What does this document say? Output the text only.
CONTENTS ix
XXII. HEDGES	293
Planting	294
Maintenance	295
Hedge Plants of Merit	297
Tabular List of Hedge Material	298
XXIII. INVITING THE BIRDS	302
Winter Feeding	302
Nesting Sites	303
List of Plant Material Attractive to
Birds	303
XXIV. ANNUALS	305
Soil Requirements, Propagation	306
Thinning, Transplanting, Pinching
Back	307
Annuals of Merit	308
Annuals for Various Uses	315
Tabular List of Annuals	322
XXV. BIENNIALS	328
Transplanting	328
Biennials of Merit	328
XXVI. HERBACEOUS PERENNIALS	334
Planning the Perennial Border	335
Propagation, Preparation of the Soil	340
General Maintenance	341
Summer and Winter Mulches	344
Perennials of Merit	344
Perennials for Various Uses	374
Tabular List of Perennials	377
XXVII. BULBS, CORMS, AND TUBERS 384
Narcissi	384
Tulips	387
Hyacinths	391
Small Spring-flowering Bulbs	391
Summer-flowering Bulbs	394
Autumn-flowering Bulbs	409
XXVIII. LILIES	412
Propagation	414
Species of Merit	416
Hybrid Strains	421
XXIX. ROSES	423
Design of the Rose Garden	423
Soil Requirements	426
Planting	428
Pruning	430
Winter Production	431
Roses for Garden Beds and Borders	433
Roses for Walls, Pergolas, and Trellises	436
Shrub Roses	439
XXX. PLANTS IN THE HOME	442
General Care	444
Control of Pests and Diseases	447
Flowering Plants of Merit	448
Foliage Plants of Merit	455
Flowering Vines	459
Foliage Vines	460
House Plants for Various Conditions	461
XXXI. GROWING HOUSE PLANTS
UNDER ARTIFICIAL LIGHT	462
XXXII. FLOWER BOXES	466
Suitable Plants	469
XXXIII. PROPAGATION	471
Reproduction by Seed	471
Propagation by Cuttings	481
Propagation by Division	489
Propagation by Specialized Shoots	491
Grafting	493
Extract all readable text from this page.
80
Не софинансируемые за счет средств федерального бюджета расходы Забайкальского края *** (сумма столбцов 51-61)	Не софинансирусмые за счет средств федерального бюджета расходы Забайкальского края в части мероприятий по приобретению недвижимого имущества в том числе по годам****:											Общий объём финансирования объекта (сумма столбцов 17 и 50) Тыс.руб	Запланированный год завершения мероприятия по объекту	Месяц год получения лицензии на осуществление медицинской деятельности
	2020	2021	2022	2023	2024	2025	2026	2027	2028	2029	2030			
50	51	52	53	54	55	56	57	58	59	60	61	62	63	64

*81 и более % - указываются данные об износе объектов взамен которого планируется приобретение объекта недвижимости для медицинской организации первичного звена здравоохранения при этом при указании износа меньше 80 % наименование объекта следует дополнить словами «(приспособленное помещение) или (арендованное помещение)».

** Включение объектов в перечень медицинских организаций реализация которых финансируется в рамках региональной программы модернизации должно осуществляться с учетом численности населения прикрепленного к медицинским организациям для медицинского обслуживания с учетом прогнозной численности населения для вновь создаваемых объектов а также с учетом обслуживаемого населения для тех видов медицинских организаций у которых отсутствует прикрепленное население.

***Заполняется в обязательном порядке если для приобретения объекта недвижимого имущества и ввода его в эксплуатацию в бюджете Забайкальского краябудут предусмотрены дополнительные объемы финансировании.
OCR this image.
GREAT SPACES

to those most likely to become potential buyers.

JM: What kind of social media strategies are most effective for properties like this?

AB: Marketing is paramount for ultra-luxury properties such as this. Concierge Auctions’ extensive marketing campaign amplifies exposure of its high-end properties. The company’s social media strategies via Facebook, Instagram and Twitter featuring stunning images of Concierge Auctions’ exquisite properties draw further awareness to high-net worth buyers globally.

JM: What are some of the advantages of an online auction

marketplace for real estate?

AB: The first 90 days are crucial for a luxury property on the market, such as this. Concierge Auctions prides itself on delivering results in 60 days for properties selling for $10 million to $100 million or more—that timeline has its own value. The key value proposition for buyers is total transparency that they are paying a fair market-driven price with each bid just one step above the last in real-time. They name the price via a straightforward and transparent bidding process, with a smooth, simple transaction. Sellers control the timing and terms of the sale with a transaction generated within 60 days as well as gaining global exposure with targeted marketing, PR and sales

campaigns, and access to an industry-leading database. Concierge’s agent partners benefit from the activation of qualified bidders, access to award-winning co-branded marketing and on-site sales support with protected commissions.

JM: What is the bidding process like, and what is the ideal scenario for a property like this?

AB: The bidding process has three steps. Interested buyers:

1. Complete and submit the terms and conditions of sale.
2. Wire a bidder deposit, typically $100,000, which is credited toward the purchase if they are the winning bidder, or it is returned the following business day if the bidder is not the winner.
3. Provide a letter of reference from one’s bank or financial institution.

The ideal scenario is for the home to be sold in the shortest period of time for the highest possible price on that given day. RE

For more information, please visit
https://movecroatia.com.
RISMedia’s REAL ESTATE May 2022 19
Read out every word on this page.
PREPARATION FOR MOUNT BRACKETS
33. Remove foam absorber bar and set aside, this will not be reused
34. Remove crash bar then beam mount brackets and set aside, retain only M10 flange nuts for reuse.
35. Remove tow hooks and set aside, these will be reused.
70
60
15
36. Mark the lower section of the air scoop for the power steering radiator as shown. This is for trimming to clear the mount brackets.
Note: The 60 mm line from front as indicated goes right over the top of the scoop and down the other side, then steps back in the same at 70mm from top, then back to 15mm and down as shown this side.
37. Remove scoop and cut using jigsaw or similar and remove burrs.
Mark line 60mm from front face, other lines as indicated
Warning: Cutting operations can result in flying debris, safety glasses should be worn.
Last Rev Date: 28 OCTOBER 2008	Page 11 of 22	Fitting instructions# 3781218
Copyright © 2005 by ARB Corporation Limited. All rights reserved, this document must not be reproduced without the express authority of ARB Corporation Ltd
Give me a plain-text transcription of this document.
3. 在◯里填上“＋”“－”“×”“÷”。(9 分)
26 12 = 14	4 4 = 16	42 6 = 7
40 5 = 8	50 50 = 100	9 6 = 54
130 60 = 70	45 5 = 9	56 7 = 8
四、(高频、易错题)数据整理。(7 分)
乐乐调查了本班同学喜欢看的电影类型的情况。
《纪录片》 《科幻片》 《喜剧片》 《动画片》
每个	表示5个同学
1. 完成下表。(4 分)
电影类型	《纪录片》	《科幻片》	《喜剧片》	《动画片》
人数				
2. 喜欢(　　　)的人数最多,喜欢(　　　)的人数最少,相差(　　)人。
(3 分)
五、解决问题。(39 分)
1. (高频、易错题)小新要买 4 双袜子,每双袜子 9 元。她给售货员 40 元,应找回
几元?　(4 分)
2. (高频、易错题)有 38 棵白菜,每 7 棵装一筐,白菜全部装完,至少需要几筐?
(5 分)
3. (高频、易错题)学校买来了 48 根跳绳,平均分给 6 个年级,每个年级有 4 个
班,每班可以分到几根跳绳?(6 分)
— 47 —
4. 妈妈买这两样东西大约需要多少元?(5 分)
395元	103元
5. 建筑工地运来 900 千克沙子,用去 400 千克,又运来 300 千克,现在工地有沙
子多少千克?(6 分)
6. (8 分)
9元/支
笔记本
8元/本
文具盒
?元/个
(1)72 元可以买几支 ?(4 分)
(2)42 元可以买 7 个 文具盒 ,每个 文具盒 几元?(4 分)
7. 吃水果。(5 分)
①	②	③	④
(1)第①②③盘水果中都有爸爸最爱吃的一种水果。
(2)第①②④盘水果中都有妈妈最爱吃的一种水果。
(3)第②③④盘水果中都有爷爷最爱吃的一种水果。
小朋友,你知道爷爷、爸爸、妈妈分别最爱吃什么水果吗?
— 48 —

◆ ◆ ◆ ◆ ◆

### Exercise directions
Write out every record shown above, word for word.

### Task result
What does this document say? Output the text only.
CONTENTS ix
XXII. HEDGES	293
Planting	294
Maintenance	295
Hedge Plants of Merit	297
Tabular List of Hedge Material	298
XXIII. INVITING THE BIRDS	302
Winter Feeding	302
Nesting Sites	303
List of Plant Material Attractive to
Birds	303
XXIV. ANNUALS	305
Soil Requirements, Propagation	306
Thinning, Transplanting, Pinching
Back	307
Annuals of Merit	308
Annuals for Various Uses	315
Tabular List of Annuals	322
XXV. BIENNIALS	328
Transplanting	328
Biennials of Merit	328
XXVI. HERBACEOUS PERENNIALS	334
Planning the Perennial Border	335
Propagation, Preparation of the Soil	340
General Maintenance	341
Summer and Winter Mulches	344
Perennials of Merit	344
Perennials for Various Uses	374
Tabular List of Perennials	377
XXVII. BULBS, CORMS, AND TUBERS 384
Narcissi	384
Tulips	387
Hyacinths	391
Small Spring-flowering Bulbs	391
Summer-flowering Bulbs	394
Autumn-flowering Bulbs	409
XXVIII. LILIES	412
Propagation	414
Species of Merit	416
Hybrid Strains	421
XXIX. ROSES	423
Design of the Rose Garden	423
Soil Requirements	426
Planting	428
Pruning	430
Winter Production	431
Roses for Garden Beds and Borders	433
Roses for Walls, Pergolas, and Trellises	436
Shrub Roses	439
XXX. PLANTS IN THE HOME	442
General Care	444
Control of Pests and Diseases	447
Flowering Plants of Merit	448
Foliage Plants of Merit	455
Flowering Vines	459
Foliage Vines	460
House Plants for Various Conditions	461
XXXI. GROWING HOUSE PLANTS
UNDER ARTIFICIAL LIGHT	462
XXXII. FLOWER BOXES	466
Suitable Plants	469
XXXIII. PROPAGATION	471
Reproduction by Seed	471
Propagation by Cuttings	481
Propagation by Division	489
Propagation by Specialized Shoots	491
Grafting	493
Extract all readable text from this page.
80
Не софинансируемые за счет средств федерального бюджета расходы Забайкальского края *** (сумма столбцов 51-61)	Не софинансирусмые за счет средств федерального бюджета расходы Забайкальского края в части мероприятий по приобретению недвижимого имущества в том числе по годам****:											Общий объём финансирования объекта (сумма столбцов 17 и 50) Тыс.руб	Запланированный год завершения мероприятия по объекту	Месяц год получения лицензии на осуществление медицинской деятельности
	2020	2021	2022	2023	2024	2025	2026	2027	2028	2029	2030			
50	51	52	53	54	55	56	57	58	59	60	61	62	63	64

*81 и более % - указываются данные об износе объектов взамен которого планируется приобретение объекта недвижимости для медицинской организации первичного звена здравоохранения при этом при указании износа меньше 80 % наименование объекта следует дополнить словами «(приспособленное помещение) или (арендованное помещение)».

** Включение объектов в перечень медицинских организаций реализация которых финансируется в рамках региональной программы модернизации должно осуществляться с учетом численности населения прикрепленного к медицинским организациям для медицинского обслуживания с учетом прогнозной численности населения для вновь создаваемых объектов а также с учетом обслуживаемого населения для тех видов медицинских организаций у которых отсутствует прикрепленное население.

***Заполняется в обязательном порядке если для приобретения объекта недвижимого имущества и ввода его в эксплуатацию в бюджете Забайкальского краябудут предусмотрены дополнительные объемы финансировании.
OCR this image.
GREAT SPACES

to those most likely to become potential buyers.

JM: What kind of social media strategies are most effective for properties like this?

AB: Marketing is paramount for ultra-luxury properties such as this. Concierge Auctions’ extensive marketing campaign amplifies exposure of its high-end properties. The company’s social media strategies via Facebook, Instagram and Twitter featuring stunning images of Concierge Auctions’ exquisite properties draw further awareness to high-net worth buyers globally.

JM: What are some of the advantages of an online auction

marketplace for real estate?

AB: The first 90 days are crucial for a luxury property on the market, such as this. Concierge Auctions prides itself on delivering results in 60 days for properties selling for $10 million to $100 million or more—that timeline has its own value. The key value proposition for buyers is total transparency that they are paying a fair market-driven price with each bid just one step above the last in real-time. They name the price via a straightforward and transparent bidding process, with a smooth, simple transaction. Sellers control the timing and terms of the sale with a transaction generated within 60 days as well as gaining global exposure with targeted marketing, PR and sales

campaigns, and access to an industry-leading database. Concierge’s agent partners benefit from the activation of qualified bidders, access to award-winning co-branded marketing and on-site sales support with protected commissions.

JM: What is the bidding process like, and what is the ideal scenario for a property like this?

AB: The bidding process has three steps. Interested buyers:

1. Complete and submit the terms and conditions of sale.
2. Wire a bidder deposit, typically $100,000, which is credited toward the purchase if they are the winning bidder, or it is returned the following business day if the bidder is not the winner.
3. Provide a letter of reference from one’s bank or financial institution.

The ideal scenario is for the home to be sold in the shortest period of time for the highest possible price on that given day. RE

For more information, please visit
https://movecroatia.com.
RISMedia’s REAL ESTATE May 2022 19
Read out every word on this page.
PREPARATION FOR MOUNT BRACKETS
33. Remove foam absorber bar and set aside, this will not be reused
34. Remove crash bar then beam mount brackets and set aside, retain only M10 flange nuts for reuse.
35. Remove tow hooks and set aside, these will be reused.
70
60
15
36. Mark the lower section of the air scoop for the power steering radiator as shown. This is for trimming to clear the mount brackets.
Note: The 60 mm line from front as indicated goes right over the top of the scoop and down the other side, then steps back in the same at 70mm from top, then back to 15mm and down as shown this side.
37. Remove scoop and cut using jigsaw or similar and remove burrs.
Mark line 60mm from front face, other lines as indicated
Warning: Cutting operations can result in flying debris, safety glasses should be worn.
Last Rev Date: 28 OCTOBER 2008	Page 11 of 22	Fitting instructions# 3781218
Copyright © 2005 by ARB Corporation Limited. All rights reserved, this document must not be reproduced without the express authority of ARB Corporation Ltd
Give me a plain-text transcription of this document.
3. 在◯里填上“＋”“－”“×”“÷”。(9 分)
26 12 = 14	4 4 = 16	42 6 = 7
40 5 = 8	50 50 = 100	9 6 = 54
130 60 = 70	45 5 = 9	56 7 = 8
四、(高频、易错题)数据整理。(7 分)
乐乐调查了本班同学喜欢看的电影类型的情况。
《纪录片》 《科幻片》 《喜剧片》 《动画片》
每个	表示5个同学
1. 完成下表。(4 分)
电影类型	《纪录片》	《科幻片》	《喜剧片》	《动画片》
人数				
2. 喜欢(　　　)的人数最多,喜欢(　　　)的人数最少,相差(　　)人。
(3 分)
五、解决问题。(39 分)
1. (高频、易错题)小新要买 4 双袜子,每双袜子 9 元。她给售货员 40 元,应找回
几元?　(4 分)
2. (高频、易错题)有 38 棵白菜,每 7 棵装一筐,白菜全部装完,至少需要几筐?
(5 分)
3. (高频、易错题)学校买来了 48 根跳绳,平均分给 6 个年级,每个年级有 4 个
班,每班可以分到几根跳绳?(6 分)
— 47 —
4. 妈妈买这两样东西大约需要多少元?(5 分)
395元	103元
5. 建筑工地运来 900 千克沙子,用去 400 千克,又运来 300 千克,现在工地有沙
子多少千克?(6 分)
6. (8 分)
9元/支
笔记本
8元/本
文具盒
?元/个
(1)72 元可以买几支 ?(4 分)
(2)42 元可以买 7 个 文具盒 ,每个 文具盒 几元?(4 分)
7. 吃水果。(5 分)
①	②	③	④
(1)第①②③盘水果中都有爸爸最爱吃的一种水果。
(2)第①②④盘水果中都有妈妈最爱吃的一种水果。
(3)第②③④盘水果中都有爷爷最爱吃的一种水果。
小朋友,你知道爷爷、爸爸、妈妈分别最爱吃什么水果吗?
— 48 —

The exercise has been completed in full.